## What you need to do
Filter the listing and keep only the lines with the word "date".

Data entries for graphics:

--------

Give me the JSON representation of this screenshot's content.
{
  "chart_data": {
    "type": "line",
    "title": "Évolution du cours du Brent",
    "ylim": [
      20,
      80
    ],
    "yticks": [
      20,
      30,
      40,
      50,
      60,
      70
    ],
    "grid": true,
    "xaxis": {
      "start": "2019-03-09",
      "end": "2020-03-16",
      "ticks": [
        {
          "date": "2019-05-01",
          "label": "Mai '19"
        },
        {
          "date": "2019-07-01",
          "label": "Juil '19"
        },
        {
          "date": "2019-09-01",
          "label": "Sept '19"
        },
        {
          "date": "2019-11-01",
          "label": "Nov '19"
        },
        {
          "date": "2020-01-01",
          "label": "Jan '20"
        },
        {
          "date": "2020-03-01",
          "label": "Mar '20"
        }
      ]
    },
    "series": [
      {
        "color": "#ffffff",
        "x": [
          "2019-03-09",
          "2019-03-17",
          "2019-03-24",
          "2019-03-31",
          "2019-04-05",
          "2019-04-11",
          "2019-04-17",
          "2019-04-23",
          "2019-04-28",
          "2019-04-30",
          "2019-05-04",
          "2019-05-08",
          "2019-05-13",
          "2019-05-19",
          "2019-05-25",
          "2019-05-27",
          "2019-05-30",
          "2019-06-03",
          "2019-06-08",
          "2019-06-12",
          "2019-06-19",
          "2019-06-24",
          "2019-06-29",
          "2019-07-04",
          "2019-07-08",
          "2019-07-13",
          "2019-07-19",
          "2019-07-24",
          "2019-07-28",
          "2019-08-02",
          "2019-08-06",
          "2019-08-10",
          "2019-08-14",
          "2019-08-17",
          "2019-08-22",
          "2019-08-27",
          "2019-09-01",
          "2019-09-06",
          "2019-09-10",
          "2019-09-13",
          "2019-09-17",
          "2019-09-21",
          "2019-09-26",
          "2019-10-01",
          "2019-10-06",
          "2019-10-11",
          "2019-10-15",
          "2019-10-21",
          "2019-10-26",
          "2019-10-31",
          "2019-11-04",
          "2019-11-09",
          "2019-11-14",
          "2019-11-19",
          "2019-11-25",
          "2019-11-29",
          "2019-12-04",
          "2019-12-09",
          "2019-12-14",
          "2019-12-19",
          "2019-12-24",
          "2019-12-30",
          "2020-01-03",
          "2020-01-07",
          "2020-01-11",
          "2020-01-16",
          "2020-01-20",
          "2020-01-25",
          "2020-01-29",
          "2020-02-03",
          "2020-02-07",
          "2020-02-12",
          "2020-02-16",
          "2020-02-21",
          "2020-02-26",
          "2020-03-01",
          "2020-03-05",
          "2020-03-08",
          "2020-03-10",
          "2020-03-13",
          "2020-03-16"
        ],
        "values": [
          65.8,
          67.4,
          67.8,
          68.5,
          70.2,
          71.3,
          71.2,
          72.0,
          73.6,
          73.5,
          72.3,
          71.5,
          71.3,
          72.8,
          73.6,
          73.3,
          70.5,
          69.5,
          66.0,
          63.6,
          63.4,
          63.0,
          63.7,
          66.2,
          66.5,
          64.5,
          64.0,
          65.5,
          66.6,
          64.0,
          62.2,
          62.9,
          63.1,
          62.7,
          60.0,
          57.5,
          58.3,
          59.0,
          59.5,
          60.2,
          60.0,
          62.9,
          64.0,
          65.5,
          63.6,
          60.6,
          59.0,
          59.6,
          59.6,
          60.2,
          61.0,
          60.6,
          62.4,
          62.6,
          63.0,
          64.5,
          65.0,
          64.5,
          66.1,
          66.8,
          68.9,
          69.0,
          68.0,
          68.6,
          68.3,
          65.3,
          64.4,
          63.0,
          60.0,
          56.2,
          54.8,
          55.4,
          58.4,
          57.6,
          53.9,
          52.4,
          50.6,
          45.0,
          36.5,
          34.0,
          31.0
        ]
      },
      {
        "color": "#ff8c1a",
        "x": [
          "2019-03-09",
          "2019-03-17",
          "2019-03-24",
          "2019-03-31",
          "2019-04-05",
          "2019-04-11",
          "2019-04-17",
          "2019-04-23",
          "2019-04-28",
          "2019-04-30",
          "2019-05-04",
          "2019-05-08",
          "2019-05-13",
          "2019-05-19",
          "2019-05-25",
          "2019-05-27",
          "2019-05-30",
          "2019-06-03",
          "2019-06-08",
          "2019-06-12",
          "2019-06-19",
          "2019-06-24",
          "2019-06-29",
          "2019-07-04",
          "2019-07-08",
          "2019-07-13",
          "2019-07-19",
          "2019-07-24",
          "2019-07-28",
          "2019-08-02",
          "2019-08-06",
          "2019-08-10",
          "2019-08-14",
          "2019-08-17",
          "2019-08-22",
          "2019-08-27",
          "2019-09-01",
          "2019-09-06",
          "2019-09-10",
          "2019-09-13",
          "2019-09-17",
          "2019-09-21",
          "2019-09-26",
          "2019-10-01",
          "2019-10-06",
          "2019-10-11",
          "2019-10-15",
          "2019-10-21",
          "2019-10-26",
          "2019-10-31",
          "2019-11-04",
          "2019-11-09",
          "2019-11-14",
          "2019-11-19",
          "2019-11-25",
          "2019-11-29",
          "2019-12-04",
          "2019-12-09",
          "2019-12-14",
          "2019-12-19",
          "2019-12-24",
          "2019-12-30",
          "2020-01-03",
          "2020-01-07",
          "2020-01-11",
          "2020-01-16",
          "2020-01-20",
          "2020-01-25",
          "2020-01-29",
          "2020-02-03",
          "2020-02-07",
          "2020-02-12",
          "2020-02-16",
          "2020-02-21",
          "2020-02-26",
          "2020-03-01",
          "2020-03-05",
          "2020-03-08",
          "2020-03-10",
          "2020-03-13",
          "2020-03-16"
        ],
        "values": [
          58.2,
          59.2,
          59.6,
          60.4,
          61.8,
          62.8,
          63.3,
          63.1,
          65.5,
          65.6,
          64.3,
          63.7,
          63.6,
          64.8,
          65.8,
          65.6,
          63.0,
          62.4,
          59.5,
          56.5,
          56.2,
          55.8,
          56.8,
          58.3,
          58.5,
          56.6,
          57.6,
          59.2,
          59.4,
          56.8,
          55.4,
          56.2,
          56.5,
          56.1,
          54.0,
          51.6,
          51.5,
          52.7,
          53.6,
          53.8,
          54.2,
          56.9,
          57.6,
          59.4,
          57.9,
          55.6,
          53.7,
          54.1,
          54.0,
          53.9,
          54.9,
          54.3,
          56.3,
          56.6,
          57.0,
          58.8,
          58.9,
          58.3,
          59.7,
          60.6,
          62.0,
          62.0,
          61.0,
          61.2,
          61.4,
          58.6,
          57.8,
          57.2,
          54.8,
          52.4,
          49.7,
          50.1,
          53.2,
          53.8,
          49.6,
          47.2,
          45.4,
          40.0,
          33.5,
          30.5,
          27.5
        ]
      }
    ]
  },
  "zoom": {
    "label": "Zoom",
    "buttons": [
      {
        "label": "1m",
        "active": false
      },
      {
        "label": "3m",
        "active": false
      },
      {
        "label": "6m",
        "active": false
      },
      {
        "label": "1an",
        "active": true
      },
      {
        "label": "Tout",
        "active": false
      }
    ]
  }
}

--------

## Result below
          "date": "2019-05-01",
          "date": "2019-07-01",
          "date": "2019-09-01",
          "date": "2019-11-01",
          "date": "2020-01-01",
          "date": "2020-03-01",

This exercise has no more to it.